▸ Work to do:
A - Please answer these from the passage on fear, one line each:
(i) According to the inner voice, what is better?
(ii) What does the writer say wanting to be ‘right’ is often a disguise for?
(iii) Whose invitation does the writer repeat?
B - Translate this sentence from the passage on fear into Spanish: "What’s more, wanting to be ‘right’ is often a disguise for seeking power over others."

▸ Source text:
^^^^

Fear of offending others is another big one. Especially if you tend to want to please people, as I do. “Don’t rock the boat,” says a voice inside. “Quieter is better. Maybe no one will notice you.” But what if that is a sin against life—an offense against experiencing new possibilities and budding relationships built on trust?
As for fear of being wrong, for someone like me that can be the hardest of all to deal with—and the most deceptive. Because the fact is, even when we are trying to do our best, we are never ‘right’ except subjectively, in our own eyes. To operate under that banner is to play games we can never win against the gods of competition. What’s more, wanting to be ‘right’ is often a disguise for seeking power over others.
Ever since I realized that, I repeat Rumi’s invitation to myself:
Out Beyond Ideas of Wrongdoing and Right doing there is a field… I’ll meet you there.

^^^^

▸ Stored rows:
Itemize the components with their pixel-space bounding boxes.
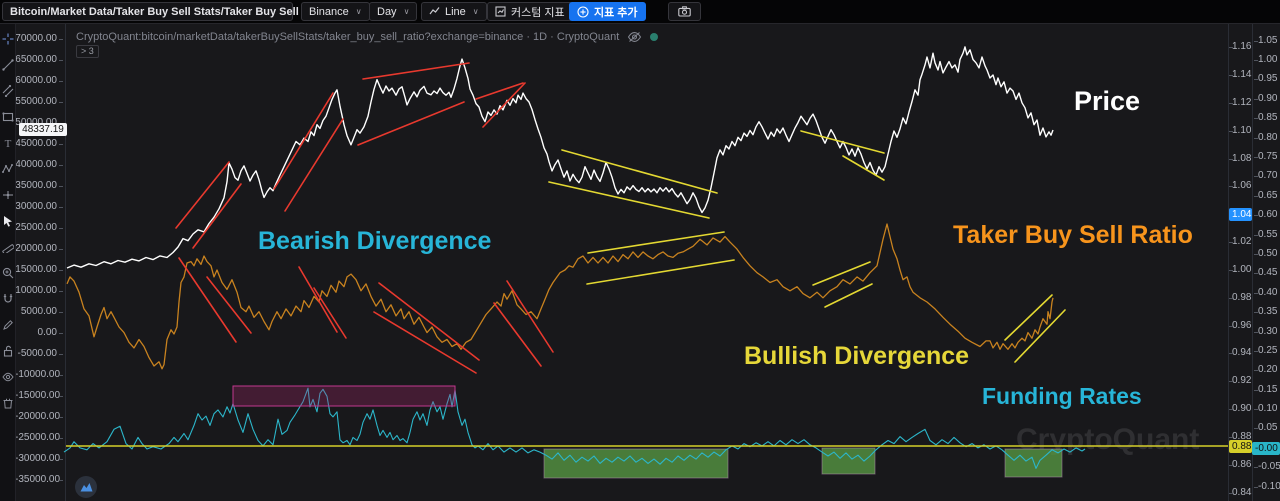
funding-negative-zone-box[interactable] [821,447,876,475]
bullish-trend-line[interactable] [800,130,885,154]
series-count-badge[interactable]: > 3 [76,45,99,58]
mountain-chart-icon [80,483,92,492]
unlock-icon[interactable] [1,344,14,358]
metric-search-box[interactable]: Bitcoin/Market Data/Taker Buy Sell Stats… [2,2,329,21]
svg-text:T: T [4,138,11,149]
last-value-tag: 1.04 [1229,208,1252,221]
bearish-trend-line[interactable] [357,101,465,146]
chevron-down-icon: ∨ [472,7,479,16]
price-label: Price [1074,86,1141,116]
bearish-divergence-label: Bearish Divergence [258,227,492,255]
magnet-icon[interactable] [1,292,14,306]
forecast-line-icon[interactable] [1,188,14,202]
bearish-trend-line[interactable] [493,302,542,367]
bearish-trend-line[interactable] [273,92,334,190]
exchange-dropdown-label: Binance [309,5,349,18]
chart-type-dropdown[interactable]: Line ∨ [421,2,487,21]
interval-dropdown-label: Day [377,5,397,18]
funding-negative-zone-box[interactable] [543,448,729,479]
chart-style-button[interactable] [75,476,97,498]
screenshot-button[interactable] [668,2,701,21]
draw-pencil-icon[interactable] [1,318,14,332]
parallel-channel-icon[interactable] [1,84,14,98]
bearish-trend-line[interactable] [373,311,477,374]
rectangle-icon[interactable] [1,110,14,124]
drawing-toolbar: T [0,24,16,501]
add-indicator-button[interactable]: 지표 추가 [569,2,646,21]
chevron-down-icon: ∨ [403,7,410,16]
trend-line-icon[interactable] [1,58,14,72]
bearish-trend-line[interactable] [298,266,338,333]
bearish-trend-line[interactable] [284,118,344,212]
bullish-trend-line[interactable] [1014,309,1066,363]
crosshair-icon[interactable] [1,32,14,46]
zoom-in-icon[interactable] [1,266,14,280]
custom-indicator-icon [495,6,506,17]
chart-plot-area[interactable] [0,0,1280,501]
bullish-divergence-label: Bullish Divergence [744,342,970,370]
text-tool-icon[interactable]: T [1,136,14,150]
series-price[interactable] [66,46,1054,269]
bearish-trend-line[interactable] [506,280,554,353]
chart-header: CryptoQuant:bitcoin/marketData/takerBuyS… [76,31,659,43]
top-toolbar: Bitcoin/Market Data/Taker Buy Sell Stats… [0,0,1280,24]
metric-breadcrumb: Bitcoin/Market Data/Taker Buy Sell Stats… [10,5,330,18]
taker-ratio-label: Taker Buy Sell Ratio [953,221,1193,249]
exchange-dropdown[interactable]: Binance ∨ [301,2,370,21]
bearish-trend-line[interactable] [475,82,524,100]
bearish-trend-line[interactable] [362,62,470,80]
chart-source-title: CryptoQuant:bitcoin/marketData/takerBuyS… [76,31,620,43]
xabcd-pattern-icon[interactable] [1,162,14,176]
last-value-tag: 0.88 [1229,440,1252,453]
bullish-trend-line[interactable] [586,259,735,285]
bullish-trend-line[interactable] [824,283,873,308]
custom-indicator-button[interactable]: 커스텀 지표 [487,2,573,21]
eye-icon[interactable] [1,370,14,384]
last-value-tag: 48337.19 [19,123,67,136]
bearish-trend-line[interactable] [175,161,230,229]
bearish-trend-line[interactable] [178,257,237,343]
funding-high-zone-box[interactable] [232,385,456,407]
eye-hidden-icon[interactable] [627,31,642,43]
bearish-trend-line[interactable] [192,183,242,249]
status-dot [650,33,659,41]
bearish-trend-line[interactable] [378,282,480,361]
line-chart-icon [429,7,440,15]
funding-rates-label: Funding Rates [982,383,1142,409]
trash-icon[interactable] [1,396,14,410]
last-value-tag: -0.00 [1252,442,1280,455]
camera-icon [678,6,691,17]
bullish-trend-line[interactable] [561,149,718,194]
arrow-cursor-icon[interactable] [1,214,14,228]
chevron-down-icon: ∨ [355,7,362,16]
chart-type-dropdown-label: Line [445,5,466,18]
custom-indicator-label: 커스텀 지표 [511,6,565,19]
cryptoquant-chart-app: Bitcoin/Market Data/Taker Buy Sell Stats… [0,0,1280,501]
interval-dropdown[interactable]: Day ∨ [369,2,418,21]
add-indicator-label: 지표 추가 [594,6,638,19]
bearish-trend-line[interactable] [313,287,347,339]
ruler-icon[interactable] [1,240,14,254]
circled-plus-icon [577,5,589,18]
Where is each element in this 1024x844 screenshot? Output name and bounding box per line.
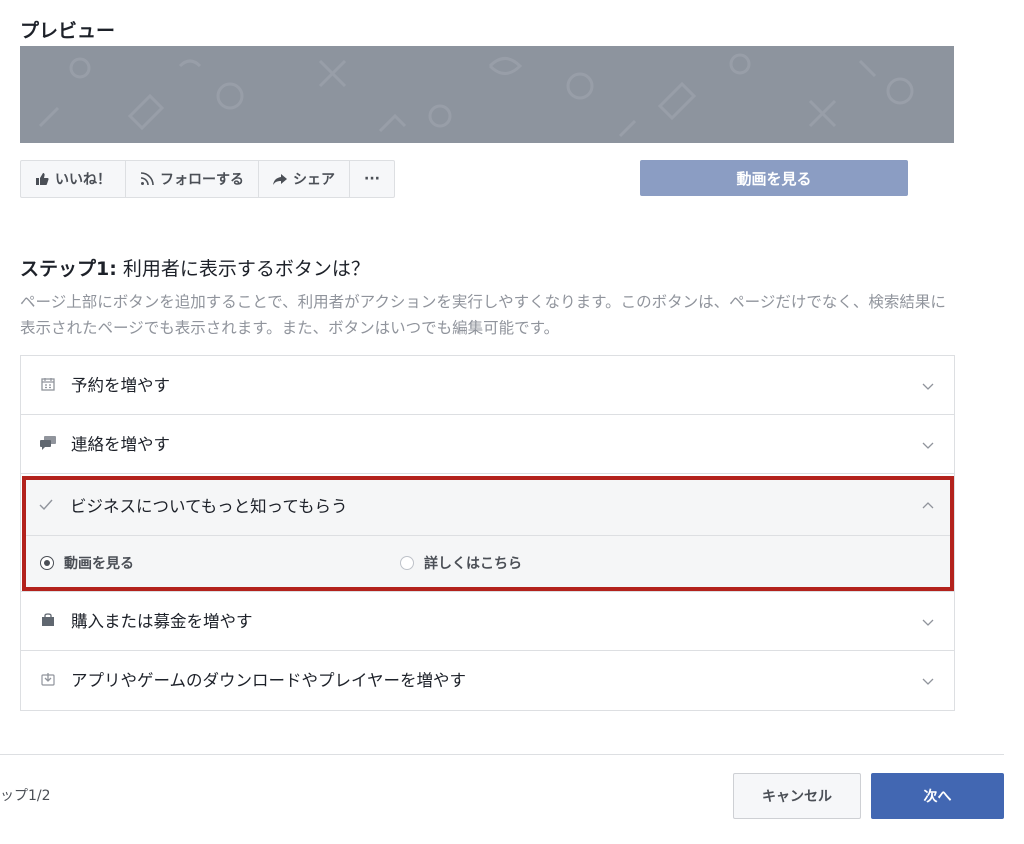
step-counter: ップ1/2 [0, 788, 51, 804]
option-bookings[interactable]: 予約を増やす [21, 356, 954, 415]
like-button[interactable]: いいね！ [21, 161, 126, 197]
step-number: ステップ1: [20, 258, 117, 280]
radio-learn-more[interactable]: 詳しくはこちら [400, 553, 522, 573]
option-label: アプリやゲームのダウンロードやプレイヤーを増やす [71, 671, 467, 690]
thumbs-up-icon [36, 173, 49, 185]
rss-icon [140, 172, 154, 186]
calendar-icon [40, 376, 56, 392]
checkmark-icon [39, 499, 53, 511]
option-label: 予約を増やす [71, 376, 170, 395]
option-label: ビジネスについてもっと知ってもらう [70, 497, 348, 516]
like-label: いいね！ [55, 172, 111, 188]
radio-unselected-indicator[interactable] [400, 556, 414, 570]
option-purchases[interactable]: 購入または募金を増やす [21, 592, 954, 651]
chevron-down-icon[interactable] [920, 673, 936, 689]
chevron-up-icon[interactable] [920, 498, 936, 514]
preview-title: プレビュー [20, 20, 116, 42]
page-action-bar: いいね！ フォローする シェア ··· [20, 160, 395, 198]
chat-bubbles-icon [40, 435, 56, 451]
radio-label: 動画を見る [64, 556, 134, 572]
option-app-downloads[interactable]: アプリやゲームのダウンロードやプレイヤーを増やす [21, 651, 954, 710]
shopping-bag-icon [40, 612, 56, 628]
follow-button[interactable]: フォローする [126, 161, 259, 197]
next-button[interactable]: 次へ [871, 773, 1004, 819]
step-question: 利用者に表示するボタンは？ [116, 258, 370, 280]
share-button[interactable]: シェア [259, 161, 350, 197]
radio-label: 詳しくはこちら [424, 556, 522, 572]
option-label: 連絡を増やす [71, 435, 170, 454]
share-arrow-icon [273, 174, 287, 185]
option-contact[interactable]: 連絡を増やす [21, 415, 954, 474]
radio-watch-video[interactable]: 動画を見る [40, 553, 134, 573]
chevron-down-icon[interactable] [920, 378, 936, 394]
follow-label: フォローする [160, 172, 244, 188]
option-choices: 動画を見る 詳しくはこちら [26, 536, 950, 588]
more-icon: ··· [364, 171, 380, 187]
cancel-button[interactable]: キャンセル [733, 773, 861, 819]
more-button[interactable]: ··· [350, 161, 394, 197]
cover-photo-placeholder [20, 46, 954, 143]
radio-selected-indicator[interactable] [40, 556, 54, 570]
step-title: ステップ1: 利用者に表示するボタンは？ [20, 254, 370, 281]
download-icon [40, 671, 56, 687]
footer-divider [0, 754, 1004, 755]
option-learn-more-header[interactable]: ビジネスについてもっと知ってもらう [26, 480, 950, 536]
watch-video-cta-button[interactable]: 動画を見る [640, 160, 908, 196]
share-label: シェア [293, 172, 335, 188]
cover-pattern [38, 53, 914, 138]
chevron-down-icon[interactable] [920, 437, 936, 453]
option-label: 購入または募金を増やす [71, 612, 253, 631]
step-description: ページ上部にボタンを追加することで、利用者がアクションを実行しやすくなります。こ… [20, 293, 946, 337]
chevron-down-icon[interactable] [920, 614, 936, 630]
option-learn-more-expanded: ビジネスについてもっと知ってもらう 動画を見る 詳しくはこちら [22, 476, 954, 591]
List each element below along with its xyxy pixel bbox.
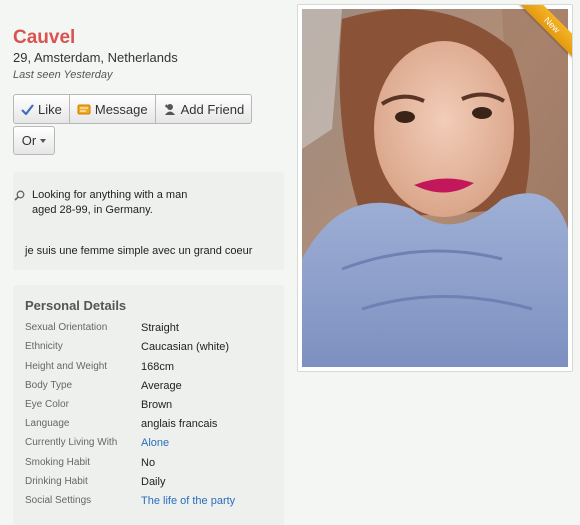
detail-value-link[interactable]: The life of the party <box>141 495 235 507</box>
profile-name: Cauvel <box>13 27 76 48</box>
action-buttons: Like Message Add Friend <box>13 94 253 124</box>
detail-value: Daily <box>141 476 166 488</box>
add-friend-label: Add Friend <box>180 101 245 117</box>
like-label: Like <box>38 101 62 117</box>
checkmark-icon <box>21 103 34 115</box>
message-button[interactable]: Message <box>69 94 156 124</box>
detail-label: Smoking Habit <box>25 457 91 468</box>
like-button[interactable]: Like <box>13 94 70 124</box>
detail-value: Straight <box>141 322 179 334</box>
detail-value-link[interactable]: Alone <box>141 437 169 449</box>
profile-location: 29, Amsterdam, Netherlands <box>13 50 178 65</box>
detail-label: Sexual Orientation <box>25 322 108 333</box>
profile-photo[interactable]: New <box>297 4 573 372</box>
detail-value: Caucasian (white) <box>141 341 230 353</box>
or-label: Or <box>21 133 37 148</box>
detail-label: Eye Color <box>25 399 69 410</box>
about-text: je suis une femme simple avec un grand c… <box>25 245 253 257</box>
message-icon <box>77 104 91 114</box>
detail-value: Average <box>141 380 182 392</box>
detail-label: Drinking Habit <box>25 476 88 487</box>
profile-photo-image <box>302 9 568 367</box>
detail-label: Body Type <box>25 380 73 391</box>
chevron-down-icon <box>40 138 47 143</box>
detail-value: anglais francais <box>141 418 218 430</box>
add-friend-button[interactable]: Add Friend <box>155 94 253 124</box>
detail-label: Currently Living With <box>25 437 118 448</box>
detail-value: Brown <box>141 399 173 411</box>
detail-label: Social Settings <box>25 495 92 506</box>
detail-label: Height and Weight <box>25 361 108 372</box>
looking-for: Looking for anything with a man aged 28-… <box>14 188 232 218</box>
detail-label: Ethnicity <box>25 341 63 352</box>
detail-value: 168cm <box>141 361 175 373</box>
personal-details-title: Personal Details <box>25 298 127 313</box>
looking-for-line2: aged 28-99, in Germany. <box>32 204 153 216</box>
add-user-icon <box>164 103 175 115</box>
looking-for-line1: Looking for anything with a man <box>32 189 188 201</box>
detail-value: No <box>141 457 156 469</box>
detail-label: Language <box>25 418 70 429</box>
more-options-dropdown[interactable]: Or <box>13 126 55 155</box>
last-seen: Last seen Yesterday <box>13 69 113 81</box>
message-label: Message <box>94 101 148 117</box>
search-icon <box>14 190 25 201</box>
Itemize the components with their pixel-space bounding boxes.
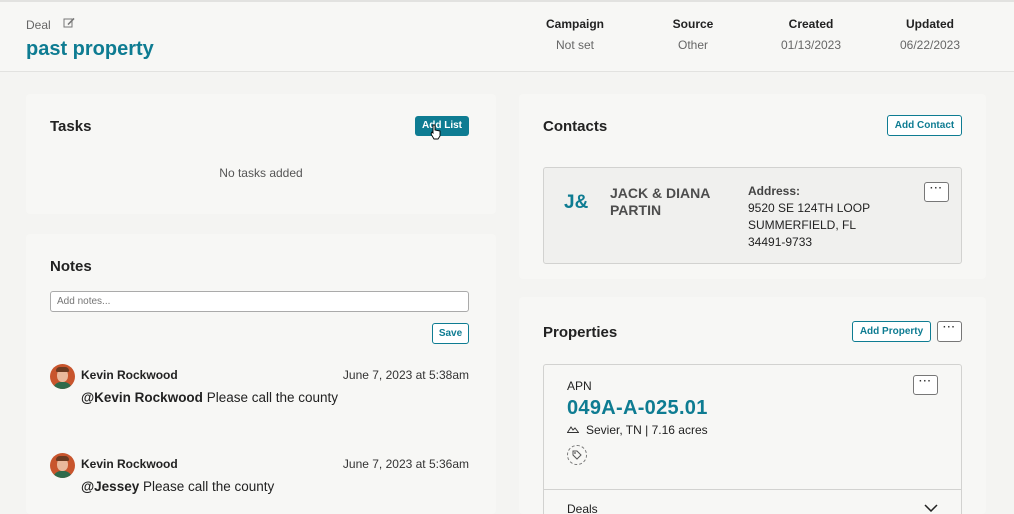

^^^^

▸ Answers to the exercises:
A -
(i) Quieter is better.
(ii) Seeking power over others.
(iii) Rumi’s.

B - Además, querer tener "razón" es a menudo un disfraz para buscar poder sobre los demás.